• [GOAL]
Pull out each line of the data that includes the word "والستون".

• [EXTRACTED INFORMATION]
_ _ _ _ _

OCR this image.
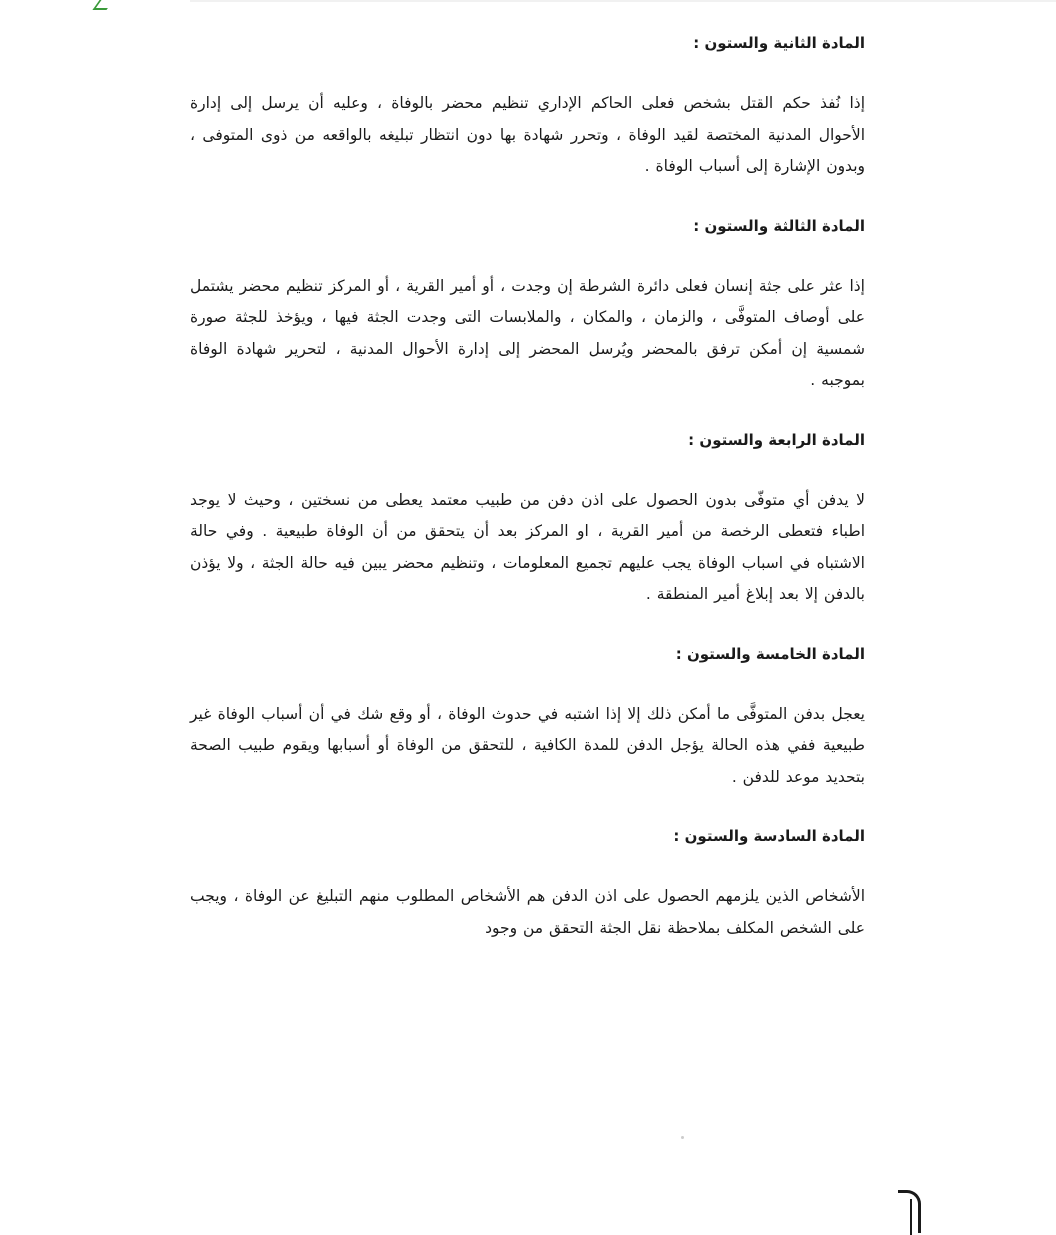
المادة الثانية والستون :

إذا نُفذ حكم القتل بشخص فعلى الحاكم الإداري تنظيم محضر بالوفاة ، وعليه أن يرسل إلى إدارة الأحوال المدنية المختصة لقيد الوفاة ، وتحرر شهادة بها دون انتظار تبليغه بالواقعه من ذوى المتوفى ، وبدون الإشارة إلى أسباب الوفاة .

المادة الثالثة والستون :

إذا عثر على جثة إنسان فعلى دائرة الشرطة إن وجدت ، أو أمير القرية ، أو المركز تنظيم محضر يشتمل على أوصاف المتوفَّى ، والزمان ، والمكان ، والملابسات التى وجدت الجثة فيها ، ويؤخذ للجثة صورة شمسية إن أمكن ترفق بالمحضر ويُرسل المحضر إلى إدارة الأحوال المدنية ، لتحرير شهادة الوفاة بموجبه .

المادة الرابعة والستون :

لا يدفن أي متوفّى بدون الحصول على اذن دفن من طبيب معتمد يعطى من نسختين ، وحيث لا يوجد اطباء فتعطى الرخصة من أمير القرية ، او المركز بعد أن يتحقق من أن الوفاة طبيعية . وفي حالة الاشتباه في اسباب الوفاة يجب عليهم تجميع المعلومات ، وتنظيم محضر يبين فيه حالة الجثة ، ولا يؤذن بالدفن إلا بعد إبلاغ أمير المنطقة .

المادة الخامسة والستون :

يعجل بدفن المتوفَّى ما أمكن ذلك إلا إذا اشتبه في حدوث الوفاة ، أو وقع شك في أن أسباب الوفاة غير طبيعية ففي هذه الحالة يؤجل الدفن للمدة الكافية ، للتحقق من الوفاة أو أسبابها ويقوم طبيب الصحة بتحديد موعد للدفن .

المادة السادسة والستون :

الأشخاص الذين يلزمهم الحصول على اذن الدفن هم الأشخاص المطلوب منهم التبليغ عن الوفاة ، ويجب على الشخص المكلف بملاحظة نقل الجثة التحقق من وجود
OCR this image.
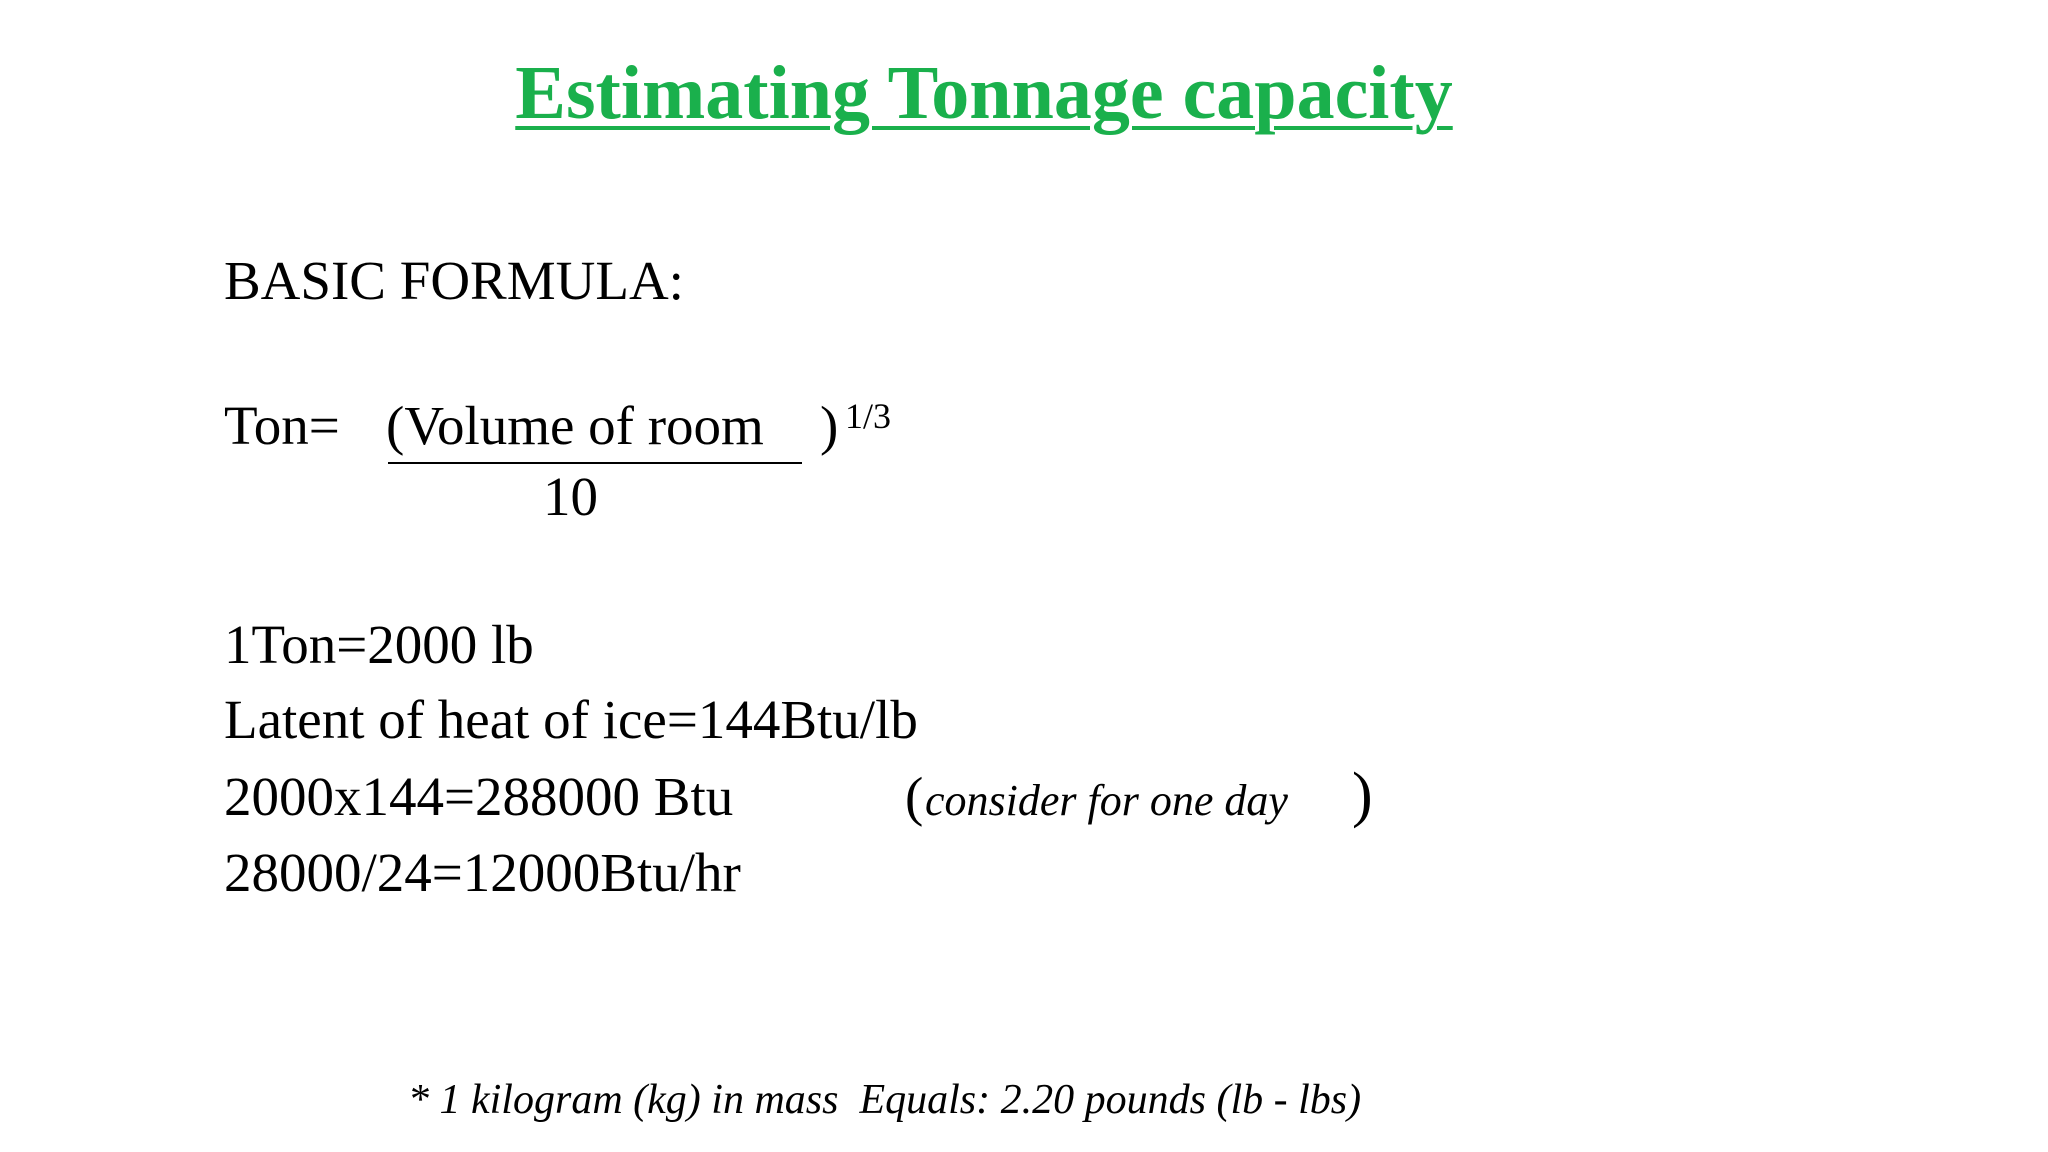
Estimating Tonnage capacity
BASIC FORMULA:
Ton= (Volume of room
10
) 1/3
1Ton=2000 lb
Latent of heat of ice=144Btu/lb
2000x144=288000 Btu	( consider for one day )
28000/24=12000Btu/hr
* 1 kilogram (kg) in mass  Equals: 2.20 pounds (lb - lbs)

_ _ _ _ _

• [OUTPUT FOR THIS TASK]
المادة الثانية والستون :
المادة الثالثة والستون :
المادة الرابعة والستون :
المادة الخامسة والستون :
المادة السادسة والستون :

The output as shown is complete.